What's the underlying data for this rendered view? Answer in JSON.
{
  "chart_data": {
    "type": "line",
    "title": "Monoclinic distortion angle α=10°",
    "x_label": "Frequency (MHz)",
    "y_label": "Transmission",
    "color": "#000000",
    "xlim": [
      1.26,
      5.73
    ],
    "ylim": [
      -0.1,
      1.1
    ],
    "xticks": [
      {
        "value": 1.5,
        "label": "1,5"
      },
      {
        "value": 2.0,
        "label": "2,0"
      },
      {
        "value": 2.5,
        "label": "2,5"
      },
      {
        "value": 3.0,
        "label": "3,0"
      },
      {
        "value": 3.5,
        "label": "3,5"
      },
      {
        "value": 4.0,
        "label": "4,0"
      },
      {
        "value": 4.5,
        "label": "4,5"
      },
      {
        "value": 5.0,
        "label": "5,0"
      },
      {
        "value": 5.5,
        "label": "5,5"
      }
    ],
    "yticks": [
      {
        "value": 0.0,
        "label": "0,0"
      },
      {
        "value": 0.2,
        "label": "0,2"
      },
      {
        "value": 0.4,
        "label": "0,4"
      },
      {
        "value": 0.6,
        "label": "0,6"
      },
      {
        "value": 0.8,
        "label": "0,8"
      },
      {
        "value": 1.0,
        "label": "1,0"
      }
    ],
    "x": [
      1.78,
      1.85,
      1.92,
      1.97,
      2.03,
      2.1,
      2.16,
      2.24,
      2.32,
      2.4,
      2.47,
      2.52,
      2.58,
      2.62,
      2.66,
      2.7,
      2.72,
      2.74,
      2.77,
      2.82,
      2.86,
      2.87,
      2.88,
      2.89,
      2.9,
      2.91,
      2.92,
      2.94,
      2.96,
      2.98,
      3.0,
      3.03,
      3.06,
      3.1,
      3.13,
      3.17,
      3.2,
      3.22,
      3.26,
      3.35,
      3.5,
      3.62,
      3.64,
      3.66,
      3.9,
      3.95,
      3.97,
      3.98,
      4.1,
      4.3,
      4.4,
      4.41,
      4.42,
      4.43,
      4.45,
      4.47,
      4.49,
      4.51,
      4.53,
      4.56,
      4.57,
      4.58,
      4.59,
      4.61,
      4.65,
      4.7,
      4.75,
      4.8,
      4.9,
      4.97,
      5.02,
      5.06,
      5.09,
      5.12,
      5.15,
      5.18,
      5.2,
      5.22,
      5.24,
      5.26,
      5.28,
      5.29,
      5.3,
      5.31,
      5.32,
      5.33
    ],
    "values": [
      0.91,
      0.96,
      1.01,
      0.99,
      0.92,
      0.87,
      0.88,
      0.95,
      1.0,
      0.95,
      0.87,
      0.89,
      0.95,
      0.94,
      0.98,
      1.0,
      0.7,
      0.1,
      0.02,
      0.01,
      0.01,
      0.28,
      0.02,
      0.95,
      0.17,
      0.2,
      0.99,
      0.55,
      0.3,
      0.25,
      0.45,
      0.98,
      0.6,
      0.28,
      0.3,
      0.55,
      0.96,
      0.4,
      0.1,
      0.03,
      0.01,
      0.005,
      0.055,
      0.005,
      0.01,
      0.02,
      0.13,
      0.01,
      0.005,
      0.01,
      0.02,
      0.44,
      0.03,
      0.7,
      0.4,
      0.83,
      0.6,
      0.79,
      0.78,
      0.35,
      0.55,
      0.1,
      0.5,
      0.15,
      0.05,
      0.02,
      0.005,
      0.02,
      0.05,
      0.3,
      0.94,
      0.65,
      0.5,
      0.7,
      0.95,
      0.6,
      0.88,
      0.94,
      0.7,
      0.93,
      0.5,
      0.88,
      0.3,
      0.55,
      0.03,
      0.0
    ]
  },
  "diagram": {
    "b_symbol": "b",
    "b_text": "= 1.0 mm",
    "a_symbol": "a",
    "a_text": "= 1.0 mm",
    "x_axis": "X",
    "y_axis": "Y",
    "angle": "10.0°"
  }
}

> [What the exercise asks] Transcribe all lines as written.

> [Reply to the task]
What's the underlying data for this rendered view? Answer in JSON.
{
  "chart_data": {
    "type": "line",
    "title": "Monoclinic distortion angle α=10°",
    "x_label": "Frequency (MHz)",
    "y_label": "Transmission",
    "color": "#000000",
    "xlim": [
      1.26,
      5.73
    ],
    "ylim": [
      -0.1,
      1.1
    ],
    "xticks": [
      {
        "value": 1.5,
        "label": "1,5"
      },
      {
        "value": 2.0,
        "label": "2,0"
      },
      {
        "value": 2.5,
        "label": "2,5"
      },
      {
        "value": 3.0,
        "label": "3,0"
      },
      {
        "value": 3.5,
        "label": "3,5"
      },
      {
        "value": 4.0,
        "label": "4,0"
      },
      {
        "value": 4.5,
        "label": "4,5"
      },
      {
        "value": 5.0,
        "label": "5,0"
      },
      {
        "value": 5.5,
        "label": "5,5"
      }
    ],
    "yticks": [
      {
        "value": 0.0,
        "label": "0,0"
      },
      {
        "value": 0.2,
        "label": "0,2"
      },
      {
        "value": 0.4,
        "label": "0,4"
      },
      {
        "value": 0.6,
        "label": "0,6"
      },
      {
        "value": 0.8,
        "label": "0,8"
      },
      {
        "value": 1.0,
        "label": "1,0"
      }
    ],
    "x": [
      1.78,
      1.85,
      1.92,
      1.97,
      2.03,
      2.1,
      2.16,
      2.24,
      2.32,
      2.4,
      2.47,
      2.52,
      2.58,
      2.62,
      2.66,
      2.7,
      2.72,
      2.74,
      2.77,
      2.82,
      2.86,
      2.87,
      2.88,
      2.89,
      2.9,
      2.91,
      2.92,
      2.94,
      2.96,
      2.98,
      3.0,
      3.03,
      3.06,
      3.1,
      3.13,
      3.17,
      3.2,
      3.22,
      3.26,
      3.35,
      3.5,
      3.62,
      3.64,
      3.66,
      3.9,
      3.95,
      3.97,
      3.98,
      4.1,
      4.3,
      4.4,
      4.41,
      4.42,
      4.43,
      4.45,
      4.47,
      4.49,
      4.51,
      4.53,
      4.56,
      4.57,
      4.58,
      4.59,
      4.61,
      4.65,
      4.7,
      4.75,
      4.8,
      4.9,
      4.97,
      5.02,
      5.06,
      5.09,
      5.12,
      5.15,
      5.18,
      5.2,
      5.22,
      5.24,
      5.26,
      5.28,
      5.29,
      5.3,
      5.31,
      5.32,
      5.33
    ],
    "values": [
      0.91,
      0.96,
      1.01,
      0.99,
      0.92,
      0.87,
      0.88,
      0.95,
      1.0,
      0.95,
      0.87,
      0.89,
      0.95,
      0.94,
      0.98,
      1.0,
      0.7,
      0.1,
      0.02,
      0.01,
      0.01,
      0.28,
      0.02,
      0.95,
      0.17,
      0.2,
      0.99,
      0.55,
      0.3,
      0.25,
      0.45,
      0.98,
      0.6,
      0.28,
      0.3,
      0.55,
      0.96,
      0.4,
      0.1,
      0.03,
      0.01,
      0.005,
      0.055,
      0.005,
      0.01,
      0.02,
      0.13,
      0.01,
      0.005,
      0.01,
      0.02,
      0.44,
      0.03,
      0.7,
      0.4,
      0.83,
      0.6,
      0.79,
      0.78,
      0.35,
      0.55,
      0.1,
      0.5,
      0.15,
      0.05,
      0.02,
      0.005,
      0.02,
      0.05,
      0.3,
      0.94,
      0.65,
      0.5,
      0.7,
      0.95,
      0.6,
      0.88,
      0.94,
      0.7,
      0.93,
      0.5,
      0.88,
      0.3,
      0.55,
      0.03,
      0.0
    ]
  },
  "diagram": {
    "b_symbol": "b",
    "b_text": "= 1.0 mm",
    "a_symbol": "a",
    "a_text": "= 1.0 mm",
    "x_axis": "X",
    "y_axis": "Y",
    "angle": "10.0°"
  }
}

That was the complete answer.